| Goal |
Could you format the records below as a JSON list of strings, one string per line, starting at the line containing "map right: east" and ending at the line containing "244, 688, 279]"? Omit any blank lines.

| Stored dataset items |
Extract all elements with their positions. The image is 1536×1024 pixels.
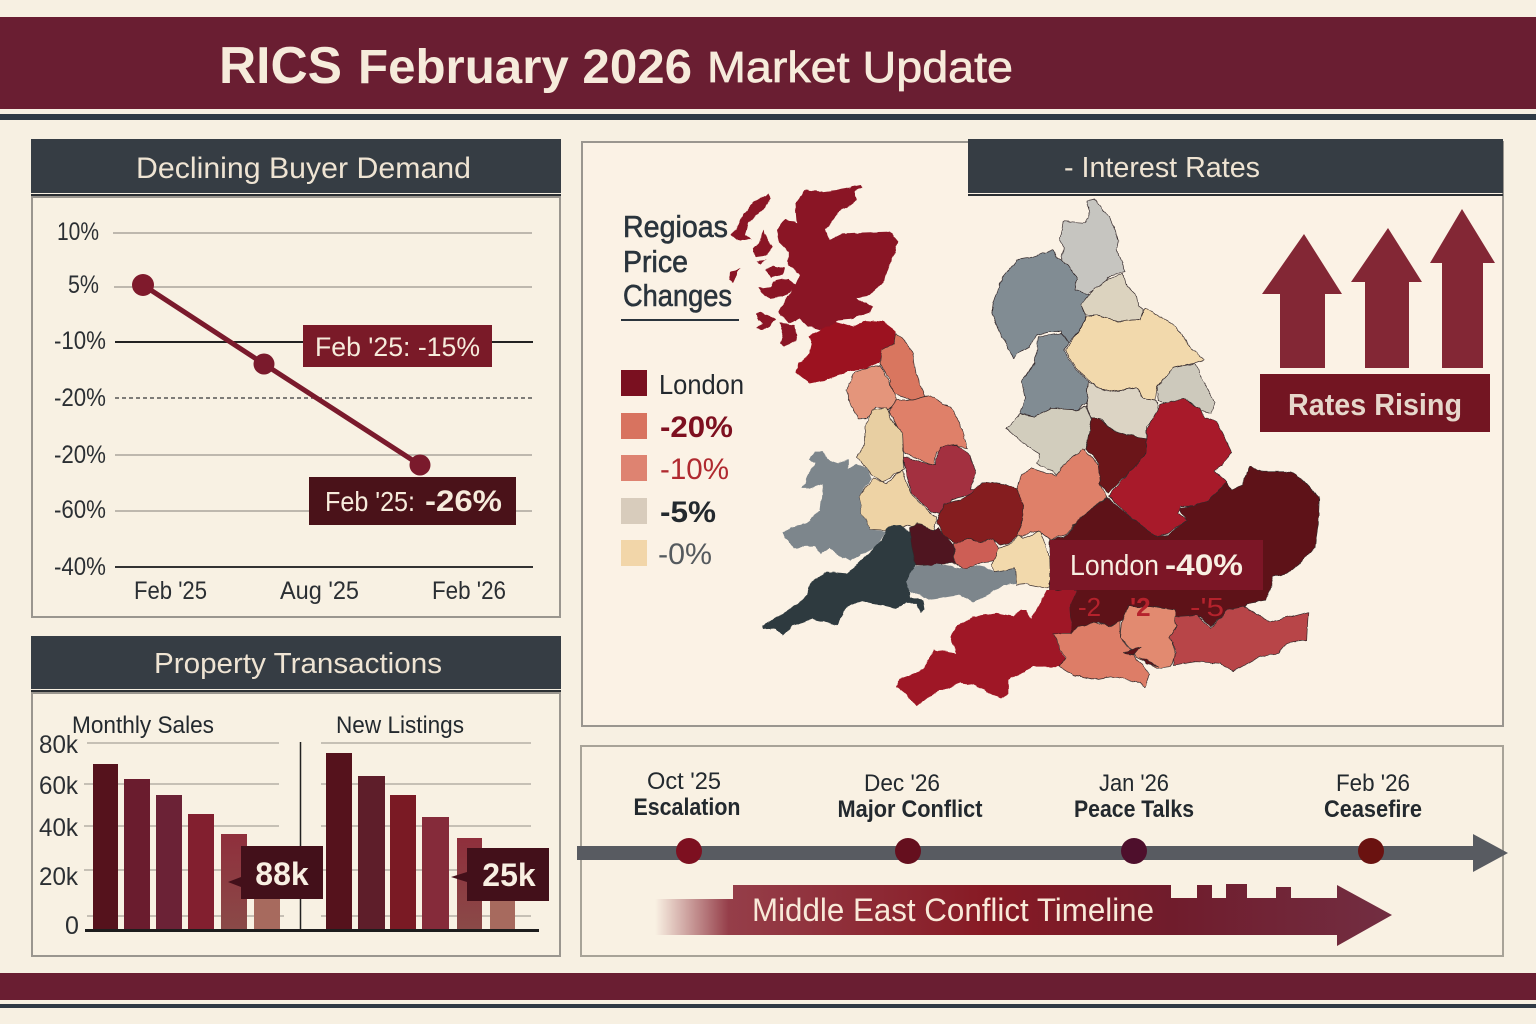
map right: east and south regions	[1015, 398, 1319, 633]
map overlay labels: -'5	[1190, 592, 1224, 622]
callout: 25k	[451, 848, 549, 901]
map	[729, 185, 1319, 707]
label: rates rising	[1260, 374, 1490, 432]
heading: property transactions: Property Transactions	[154, 648, 442, 680]
map right: south coast regions	[1053, 607, 1308, 687]
legend heading: Regioas	[623, 209, 728, 244]
label: new listings: New Listings	[336, 712, 464, 739]
legend heading: Price	[623, 244, 688, 279]
event: major conflict: Major Conflict	[838, 796, 983, 823]
bar chart: 40k	[39, 814, 78, 842]
line chart: -60%	[54, 496, 106, 524]
map overlay labels: -2	[1078, 592, 1101, 622]
heading: declining buyer demand	[31, 139, 561, 196]
title: February 2026	[358, 41, 692, 94]
heading: property transactions	[31, 636, 561, 692]
legend heading	[621, 209, 739, 321]
callout: feb 25 -26%	[309, 477, 516, 525]
callout: london -40%: London	[1070, 550, 1159, 582]
event: peace talks	[1074, 770, 1194, 864]
timeline arrow	[577, 834, 1508, 872]
map centre: midlands and south west coast	[896, 483, 1077, 707]
bar chart: 60k	[39, 772, 78, 800]
panel: property transactions	[31, 636, 561, 956]
title: Market Update	[707, 43, 1013, 92]
map left: wales and south west regions	[762, 445, 1017, 635]
bar chart: 20k	[39, 863, 78, 891]
callout: london -40%: -40%	[1165, 549, 1243, 582]
map left: north regions and islands	[729, 185, 968, 482]
legend heading: Changes	[623, 278, 732, 313]
legend: London	[659, 369, 744, 400]
legend: -10%	[660, 453, 729, 486]
panel: middle east conflict timeline	[577, 746, 1508, 956]
callout: 88k: 88k	[255, 856, 309, 892]
legend	[621, 369, 744, 571]
event: major conflict	[838, 770, 983, 864]
callout: feb 25 -15%	[303, 325, 492, 367]
icon: rising arrows	[1262, 209, 1495, 368]
line chart: -20%	[54, 441, 106, 469]
event: major conflict: Dec '26	[864, 770, 940, 797]
event: ceasefire: Feb '26	[1336, 770, 1410, 797]
line chart: Feb '25	[134, 577, 207, 605]
heading: declining buyer demand: Declining Buyer Demand	[136, 152, 471, 185]
legend: -0%	[658, 538, 712, 571]
map overlay labels	[1078, 592, 1224, 622]
bar chart: 80k	[39, 731, 78, 759]
heading: interest rates	[968, 139, 1503, 196]
line chart: -20%	[54, 384, 106, 412]
event: peace talks: Jan '26	[1099, 770, 1169, 797]
callout: feb 25 -26%: -26%	[425, 485, 502, 518]
event: escalation: Escalation	[634, 794, 740, 821]
event: ceasefire: Ceasefire	[1324, 796, 1422, 823]
line chart: -10%	[54, 327, 106, 355]
label: monthly sales: Monthly Sales	[72, 712, 214, 739]
callout: 88k	[228, 846, 323, 899]
line chart: Aug '25	[280, 577, 359, 605]
bars: new listings	[326, 753, 515, 930]
bars: monthly sales	[93, 764, 280, 930]
legend: -20%	[660, 411, 733, 444]
title	[219, 37, 1013, 95]
event: escalation: Oct '25	[647, 768, 721, 795]
line chart	[54, 218, 533, 605]
line chart: 5%	[68, 271, 99, 299]
event: escalation	[634, 768, 740, 864]
banner arrow: middle east conflict timeline	[655, 884, 1392, 946]
title: RICS	[219, 37, 342, 95]
panel: regional price changes map	[582, 139, 1503, 726]
line chart: 10%	[57, 218, 99, 246]
banner arrow: middle east conflict timeline: Middle East Conflict Timeline	[752, 892, 1154, 928]
map right: north and midlands regions	[992, 200, 1215, 475]
bar chart	[39, 712, 549, 940]
heading: interest rates: - Interest Rates	[1064, 152, 1260, 184]
event: ceasefire	[1324, 770, 1422, 864]
map overlay labels: '2	[1130, 592, 1151, 622]
bar chart: 0	[65, 912, 79, 940]
header banner	[0, 17, 1536, 120]
callout: london -40%	[1050, 540, 1263, 590]
line chart: Feb '26	[432, 577, 506, 605]
footer band	[0, 973, 1536, 1008]
panel: declining buyer demand	[31, 139, 561, 617]
line chart: -40%	[54, 553, 106, 581]
legend: -5%	[660, 496, 716, 529]
callout: feb 25 -15%: Feb '25: -15%	[315, 332, 480, 362]
event: peace talks: Peace Talks	[1074, 796, 1194, 823]
label: rates rising: Rates Rising	[1288, 387, 1462, 422]
callout: 25k: 25k	[482, 857, 536, 893]
callout: feb 25 -26%: Feb '25:	[325, 486, 415, 517]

| Exercise solution |
[
  "map right: east and south regions\t[1015, 398, 1319, 633]",
  "map overlay labels: -'5\t[1190, 592, 1224, 622]",
  "callout: 25k\t[451, 848, 549, 901]",
  "map\t[729, 185, 1319, 707]",
  "label: rates rising\t[1260, 374, 1490, 432]",
  "heading: property transactions: Property Transactions\t[154, 648, 442, 680]",
  "map right: south coast regions\t[1053, 607, 1308, 687]",
  "legend heading: Regioas\t[623, 209, 728, 244]",
  "label: new listings: New Listings\t[336, 712, 464, 739]",
  "legend heading: Price\t[623, 244, 688, 279]"
]